* _WHAT YOU SHOULD DO_: All records should be reproduced verbatim.

======== INFORMATION SHOWN ========

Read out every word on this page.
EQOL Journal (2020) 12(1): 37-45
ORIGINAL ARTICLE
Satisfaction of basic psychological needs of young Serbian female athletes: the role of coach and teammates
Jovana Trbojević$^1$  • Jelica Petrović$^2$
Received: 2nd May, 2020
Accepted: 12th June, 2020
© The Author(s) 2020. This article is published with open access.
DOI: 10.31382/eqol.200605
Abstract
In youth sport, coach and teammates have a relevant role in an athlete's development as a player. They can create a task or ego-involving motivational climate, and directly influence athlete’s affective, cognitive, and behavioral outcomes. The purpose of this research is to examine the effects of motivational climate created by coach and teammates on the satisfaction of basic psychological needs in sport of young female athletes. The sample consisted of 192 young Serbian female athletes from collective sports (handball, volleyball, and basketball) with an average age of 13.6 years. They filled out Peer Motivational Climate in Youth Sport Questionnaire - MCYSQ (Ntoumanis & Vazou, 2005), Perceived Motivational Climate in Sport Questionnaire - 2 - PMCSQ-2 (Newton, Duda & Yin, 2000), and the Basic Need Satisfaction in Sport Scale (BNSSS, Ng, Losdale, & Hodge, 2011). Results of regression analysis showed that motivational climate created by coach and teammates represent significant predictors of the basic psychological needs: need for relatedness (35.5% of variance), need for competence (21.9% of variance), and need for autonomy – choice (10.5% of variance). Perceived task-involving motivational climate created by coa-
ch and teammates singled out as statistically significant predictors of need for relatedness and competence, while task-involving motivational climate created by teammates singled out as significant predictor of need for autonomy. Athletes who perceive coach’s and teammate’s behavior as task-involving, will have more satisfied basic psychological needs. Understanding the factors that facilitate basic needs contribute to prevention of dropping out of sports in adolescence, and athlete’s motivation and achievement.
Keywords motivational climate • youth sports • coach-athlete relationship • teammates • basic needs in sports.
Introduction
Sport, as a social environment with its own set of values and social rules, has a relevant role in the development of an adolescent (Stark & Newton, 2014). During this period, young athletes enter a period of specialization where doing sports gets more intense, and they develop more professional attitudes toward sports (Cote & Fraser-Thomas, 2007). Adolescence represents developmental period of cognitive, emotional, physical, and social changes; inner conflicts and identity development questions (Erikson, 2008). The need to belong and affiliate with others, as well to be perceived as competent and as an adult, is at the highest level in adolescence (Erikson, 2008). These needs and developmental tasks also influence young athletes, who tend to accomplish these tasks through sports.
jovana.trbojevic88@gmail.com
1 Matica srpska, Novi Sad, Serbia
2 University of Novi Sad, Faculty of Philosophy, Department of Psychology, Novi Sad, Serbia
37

========

* _COMPLETE RESPONSE_:
Read out every word on this page.
EQOL Journal (2020) 12(1): 37-45
ORIGINAL ARTICLE
Satisfaction of basic psychological needs of young Serbian female athletes: the role of coach and teammates
Jovana Trbojević$^1$  • Jelica Petrović$^2$
Received: 2nd May, 2020
Accepted: 12th June, 2020
© The Author(s) 2020. This article is published with open access.
DOI: 10.31382/eqol.200605
Abstract
In youth sport, coach and teammates have a relevant role in an athlete's development as a player. They can create a task or ego-involving motivational climate, and directly influence athlete’s affective, cognitive, and behavioral outcomes. The purpose of this research is to examine the effects of motivational climate created by coach and teammates on the satisfaction of basic psychological needs in sport of young female athletes. The sample consisted of 192 young Serbian female athletes from collective sports (handball, volleyball, and basketball) with an average age of 13.6 years. They filled out Peer Motivational Climate in Youth Sport Questionnaire - MCYSQ (Ntoumanis & Vazou, 2005), Perceived Motivational Climate in Sport Questionnaire - 2 - PMCSQ-2 (Newton, Duda & Yin, 2000), and the Basic Need Satisfaction in Sport Scale (BNSSS, Ng, Losdale, & Hodge, 2011). Results of regression analysis showed that motivational climate created by coach and teammates represent significant predictors of the basic psychological needs: need for relatedness (35.5% of variance), need for competence (21.9% of variance), and need for autonomy – choice (10.5% of variance). Perceived task-involving motivational climate created by coa-
ch and teammates singled out as statistically significant predictors of need for relatedness and competence, while task-involving motivational climate created by teammates singled out as significant predictor of need for autonomy. Athletes who perceive coach’s and teammate’s behavior as task-involving, will have more satisfied basic psychological needs. Understanding the factors that facilitate basic needs contribute to prevention of dropping out of sports in adolescence, and athlete’s motivation and achievement.
Keywords motivational climate • youth sports • coach-athlete relationship • teammates • basic needs in sports.
Introduction
Sport, as a social environment with its own set of values and social rules, has a relevant role in the development of an adolescent (Stark & Newton, 2014). During this period, young athletes enter a period of specialization where doing sports gets more intense, and they develop more professional attitudes toward sports (Cote & Fraser-Thomas, 2007). Adolescence represents developmental period of cognitive, emotional, physical, and social changes; inner conflicts and identity development questions (Erikson, 2008). The need to belong and affiliate with others, as well to be perceived as competent and as an adult, is at the highest level in adolescence (Erikson, 2008). These needs and developmental tasks also influence young athletes, who tend to accomplish these tasks through sports.
jovana.trbojevic88@gmail.com
1 Matica srpska, Novi Sad, Serbia
2 University of Novi Sad, Faculty of Philosophy, Department of Psychology, Novi Sad, Serbia
37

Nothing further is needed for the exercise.